## Required work
Answer with one number: the count of lines in this material that hold the word "name".

Dataset rows about figures:

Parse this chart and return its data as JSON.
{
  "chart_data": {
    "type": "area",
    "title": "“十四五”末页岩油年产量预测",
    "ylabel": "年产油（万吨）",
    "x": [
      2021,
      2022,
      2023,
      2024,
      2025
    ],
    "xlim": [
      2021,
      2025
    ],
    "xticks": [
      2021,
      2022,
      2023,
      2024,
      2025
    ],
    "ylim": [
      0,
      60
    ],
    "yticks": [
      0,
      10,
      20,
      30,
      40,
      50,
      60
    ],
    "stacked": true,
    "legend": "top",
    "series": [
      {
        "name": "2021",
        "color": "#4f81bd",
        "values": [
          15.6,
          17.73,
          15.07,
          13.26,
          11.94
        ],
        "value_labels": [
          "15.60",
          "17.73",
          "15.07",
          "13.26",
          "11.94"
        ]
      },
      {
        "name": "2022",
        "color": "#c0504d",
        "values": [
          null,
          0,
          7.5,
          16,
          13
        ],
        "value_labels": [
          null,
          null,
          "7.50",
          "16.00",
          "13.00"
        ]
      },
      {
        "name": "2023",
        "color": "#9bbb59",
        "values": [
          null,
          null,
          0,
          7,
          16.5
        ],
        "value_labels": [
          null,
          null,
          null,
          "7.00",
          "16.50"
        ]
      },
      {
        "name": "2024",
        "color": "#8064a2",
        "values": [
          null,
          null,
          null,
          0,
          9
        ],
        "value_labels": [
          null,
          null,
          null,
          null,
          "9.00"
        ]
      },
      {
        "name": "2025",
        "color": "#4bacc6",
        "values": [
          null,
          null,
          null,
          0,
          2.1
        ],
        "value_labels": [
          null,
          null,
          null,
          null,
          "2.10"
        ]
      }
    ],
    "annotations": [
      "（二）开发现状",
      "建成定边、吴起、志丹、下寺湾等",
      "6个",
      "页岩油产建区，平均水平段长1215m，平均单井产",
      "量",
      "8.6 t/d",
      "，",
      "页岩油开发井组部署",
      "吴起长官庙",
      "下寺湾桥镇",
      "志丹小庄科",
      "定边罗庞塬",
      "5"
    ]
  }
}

## Task response
5